# [EXERCISE DIRECTIONS]
Find each line with the string "разграничена" and report it.
----------------
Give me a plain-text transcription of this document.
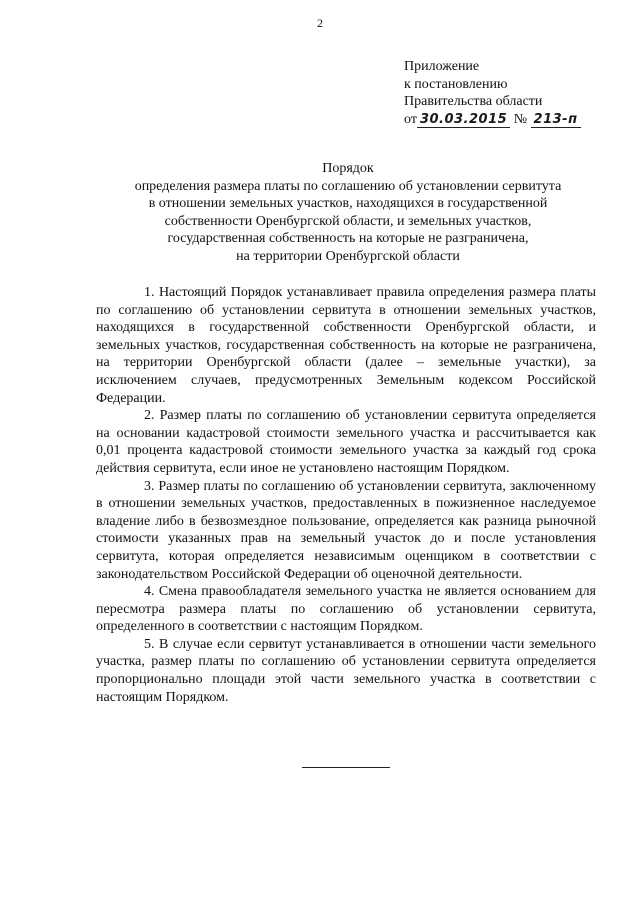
2
Приложение
к постановлению
Правительства области
от 30.03.2015 № 213-п
Порядок
определения размера платы по соглашению об установлении сервитута
в отношении земельных участков, находящихся в государственной
собственности Оренбургской области, и земельных участков,
государственная собственность на которые не разграничена,
на территории Оренбургской области

1. Настоящий Порядок устанавливает правила определения размера платы по соглашению об установлении сервитута в отношении земельных участков, находящихся в государственной собственности Оренбургской области, и земельных участков, государственная собственность на которые не разграничена, на территории Оренбургской области (далее – земельные участки), за исключением случаев, предусмотренных Земельным кодексом Российской Федерации.

2. Размер платы по соглашению об установлении сервитута определяется на основании кадастровой стоимости земельного участка и рассчитывается как 0,01 процента кадастровой стоимости земельного участка за каждый год срока действия сервитута, если иное не установлено настоящим Порядком.

3. Размер платы по соглашению об установлении сервитута, заключенному в отношении земельных участков, предоставленных в пожизненное наследуемое владение либо в безвозмездное пользование, определяется как разница рыночной стоимости указанных прав на земельный участок до и после установления сервитута, которая определяется независимым оценщиком в соответствии с законодательством Российской Федерации об оценочной деятельности.

4. Смена правообладателя земельного участка не является основанием для пересмотра размера платы по соглашению об установлении сервитута, определенного в соответствии с настоящим Порядком.

5. В случае если сервитут устанавливается в отношении части земельного участка, размер платы по соглашению об установлении сервитута определяется пропорционально площади этой части земельного участка в соответствии с настоящим Порядком.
----------------
# [EXERCISE OUTPUT]
государственная собственность на которые не разграничена,
1. Настоящий Порядок устанавливает правила определения размера платы по соглашению об установлении сервитута в отношении земельных участков, находящихся в государственной собственности Оренбургской области, и земельных участков, государственная собственность на которые не разграничена, на территории Оренбургской области (далее – земельные участки), за исключением случаев, предусмотренных Земельным кодексом Российской Федерации.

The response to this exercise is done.